* GIVEN TASK *
Give only the number of lines in the data that contain the word "note".

.....

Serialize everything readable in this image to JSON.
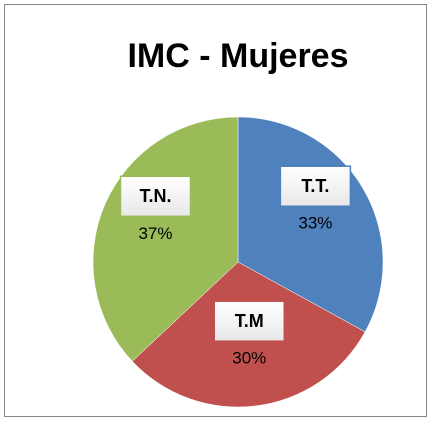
{
  "chart_data": {
    "type": "pie",
    "title": "IMC - Mujeres",
    "categories": [
      "T.T.",
      "T.M",
      "T.N."
    ],
    "values": [
      33,
      30,
      37
    ],
    "value_labels": [
      "33%",
      "30%",
      "37%"
    ],
    "colors": [
      "#4f81bd",
      "#c0504d",
      "#9bbb59"
    ]
  }
}
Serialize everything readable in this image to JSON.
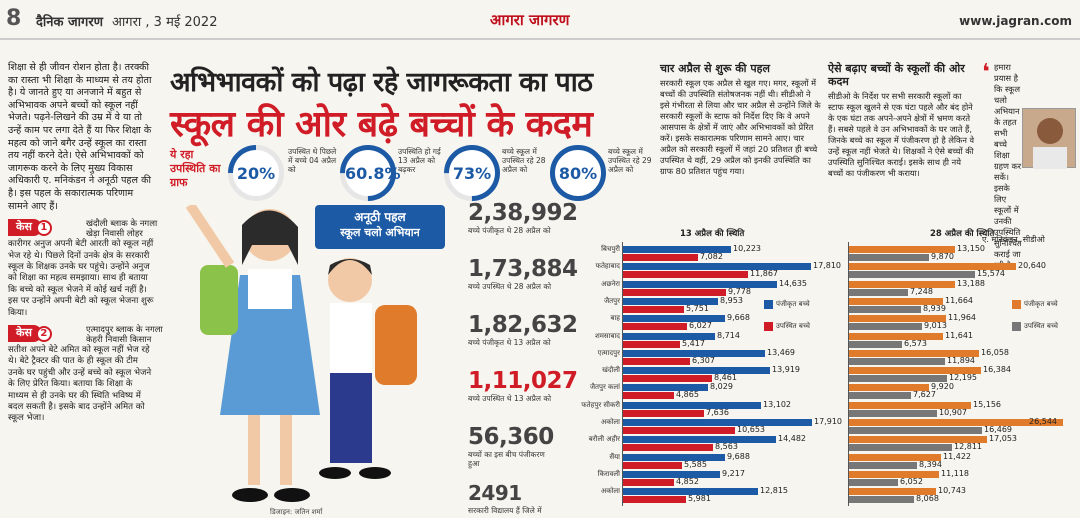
{
  "masthead": {
    "page_num": "8",
    "paper": "दैनिक जागरण",
    "date": "आगरा , 3 मई 2022",
    "edition": "आगरा जागरण",
    "site": "www.jagran.com"
  },
  "left": {
    "intro": "शिक्षा से ही जीवन रोशन होता है। तरक्की का रास्ता भी शिक्षा के माध्यम से तय होता है। ये जानते हुए या अनजाने में बहुत से अभिभावक अपने बच्चों को स्कूल नहीं भेजते। पढ़ने-लिखने की उम्र में वे या तो उन्हें काम पर लगा देते हैं या फिर शिक्षा के महत्व को जाने बगैर उन्हें स्कूल का रास्ता तय नहीं करने देते। ऐसे अभिभावकों को जागरूक करने के लिए मुख्य विकास अधिकारी ए. मनिकंडन ने अनूठी पहल की है। इस पहल के सकारात्मक परिणाम सामने आए हैं।",
    "case1": {
      "badge": "केस",
      "num": "1",
      "sub": "खंदौली ब्लाक के नगला खेड़ा निवासी लोहर",
      "body": "कारीगर अनुज अपनी बेटी आरती को स्कूल नहीं भेज रहे थे। पिछले दिनों उनके क्षेत्र के सरकारी स्कूल के शिक्षक उनके घर पहुंचे। उन्होंने अनुज को शिक्षा का महत्व समझाया। साथ ही बताया कि बच्चे को स्कूल भेजने में कोई खर्च नहीं है। इस पर उन्होंने अपनी बेटी को स्कूल भेजना शुरू किया।"
    },
    "case2": {
      "badge": "केस",
      "num": "2",
      "sub": "एत्मादपुर ब्लाक के नगला केहरी निवासी किसान",
      "body": "सतीश अपने बेटे अमित को स्कूल नहीं भेज रहे थे। बेटे ट्रैक्टर की पात के ही स्कूल की टीम उनके घर पहुंची और उन्हें बच्चे को स्कूल भेजने के लिए प्रेरित किया। बताया कि शिक्षा के माध्यम से ही उनके घर की स्थिति भविष्य में बदल सकती है। इसके बाद उन्होंने अमित को स्कूल भेजा।"
    }
  },
  "headline": {
    "line1": "अभिभावकों को पढ़ा रहे जागरूकता का पाठ",
    "line2": "स्कूल की ओर बढ़े बच्चों के कदम",
    "present_label": "ये रहा उपस्थिति का ग्राफ"
  },
  "attendance": [
    {
      "value": "20%",
      "pct": 20,
      "note": "उपस्थित थे पिछले में बच्चे 04 अप्रैल को"
    },
    {
      "value": "60.8%",
      "pct": 60.8,
      "note": "उपस्थिति हो गई 13 अप्रैल को बढ़कर"
    },
    {
      "value": "73%",
      "pct": 73,
      "note": "बच्चे स्कूल में उपस्थित रहे 28 अप्रैल को"
    },
    {
      "value": "80%",
      "pct": 80,
      "note": "बच्चे स्कूल में उपस्थित रहे 29 अप्रैल को"
    }
  ],
  "banner": {
    "title": "अनूठी पहल",
    "subtitle": "स्कूल चलो अभियान"
  },
  "illustration_credit": "डिजाइन: जतिन शर्मा",
  "stats": [
    {
      "num": "2,38,992",
      "label": "बच्चे पंजीकृत थे 28 अप्रैल को",
      "red": false
    },
    {
      "num": "1,73,884",
      "label": "बच्चे उपस्थित थे 28 अप्रैल को",
      "red": false
    },
    {
      "num": "1,82,632",
      "label": "बच्चे पंजीकृत थे 13 अप्रैल को",
      "red": false
    },
    {
      "num": "1,11,027",
      "label": "बच्चे उपस्थित थे 13 अप्रैल को",
      "red": true
    },
    {
      "num": "56,360",
      "label": "बच्चों का इस बीच पंजीकरण हुआ",
      "red": false
    },
    {
      "num": "2491",
      "label": "सरकारी विद्यालय हैं जिले में",
      "red": false
    }
  ],
  "articles": {
    "a1": {
      "title": "चार अप्रैल से शुरू की पहल",
      "body": "सरकारी स्कूल एक अप्रैल से खुल गए। मगर, स्कूलों में बच्चों की उपस्थिति संतोषजनक नहीं थी। सीडीओ ने इसे गंभीरता से लिया और चार अप्रैल से उन्होंने जिले के सरकारी स्कूलों के स्टाफ को निर्देश दिए कि वे अपने आसपास के क्षेत्रों में जाएं और अभिभावकों को प्रेरित करें। इसके सकारात्मक परिणाम सामने आए। चार अप्रैल को सरकारी स्कूलों में जहां 20 प्रतिशत ही बच्चे उपस्थित थे वहीं, 29 अप्रैल को इनकी उपस्थिति का ग्राफ 80 प्रतिशत पहुंच गया।"
    },
    "a2": {
      "title": "ऐसे बढ़ाए बच्चों के स्कूलों की ओर कदम",
      "body": "सीडीओ के निर्देश पर सभी सरकारी स्कूलों का स्टाफ स्कूल खुलने से एक घंटा पहले और बंद होने के एक घंटा तक अपने-अपने क्षेत्रों में भ्रमण करते हैं। सबसे पहले वे उन अभिभावकों के घर जाते हैं, जिनके बच्चे का स्कूल में पंजीकरण हो है लेकिन वे उन्हें स्कूल नहीं भेजते थे। शिक्षकों ने ऐसे बच्चों की उपस्थिति सुनिश्चित कराई। इसके साथ ही नये बच्चों का पंजीकरण भी कराया।"
    },
    "a3": {
      "body": "हमारा प्रयास है कि स्कूल चलो अभियान के तहत सभी बच्चे शिक्षा ग्रहण कर सकें। इसके लिए स्कूलों में उनकी उपस्थिति सुनिश्चित कराई जा रही है।",
      "author": "ए. मनिकंडन, सीडीओ"
    }
  },
  "chart_data": [
    {
      "type": "bar",
      "title": "13 अप्रैल की स्थिति",
      "categories": [
        "बिचपुरी",
        "फतेहाबाद",
        "अछनेरा",
        "जैतपुर",
        "बाह",
        "शमसाबाद",
        "एत्मादपुर",
        "खंदौली",
        "जैतपुर कलां",
        "फतेहपुर सीकरी",
        "अकोला",
        "बरौली अहीर",
        "सैंया",
        "किरावली",
        "अकोला"
      ],
      "series": [
        {
          "name": "पंजीकृत बच्चे",
          "color": "#1d5aa6",
          "values": [
            10223,
            17810,
            14635,
            8953,
            9668,
            8714,
            13469,
            13919,
            8029,
            13102,
            17910,
            14482,
            9688,
            9217,
            12815
          ]
        },
        {
          "name": "उपस्थित बच्चे",
          "color": "#d01c26",
          "values": [
            7082,
            11867,
            9778,
            5751,
            6027,
            5417,
            6307,
            8461,
            4865,
            7636,
            10653,
            8563,
            5585,
            4852,
            5981
          ]
        }
      ]
    },
    {
      "type": "bar",
      "title": "28 अप्रैल की स्थिति",
      "categories": [
        "बिचपुरी",
        "फतेहाबाद",
        "अछनेरा",
        "जैतपुर",
        "बाह",
        "शमसाबाद",
        "एत्मादपुर",
        "खंदौली",
        "जैतपुर कलां",
        "फतेहपुर सीकरी",
        "अकोला",
        "बरौली अहीर",
        "सैंया",
        "किरावली",
        "अकोला"
      ],
      "series": [
        {
          "name": "पंजीकृत बच्चे",
          "color": "#e07b2c",
          "values": [
            13150,
            20640,
            13188,
            11664,
            11964,
            11641,
            16058,
            16384,
            9920,
            15156,
            26544,
            17053,
            11422,
            11118,
            10743
          ]
        },
        {
          "name": "उपस्थित बच्चे",
          "color": "#777777",
          "values": [
            9870,
            15574,
            7248,
            8939,
            9013,
            6573,
            11894,
            12195,
            7627,
            10907,
            16469,
            12811,
            8394,
            6052,
            8068
          ]
        }
      ]
    }
  ]
}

.....

* RESULT FOR THIS EXERCISE *
4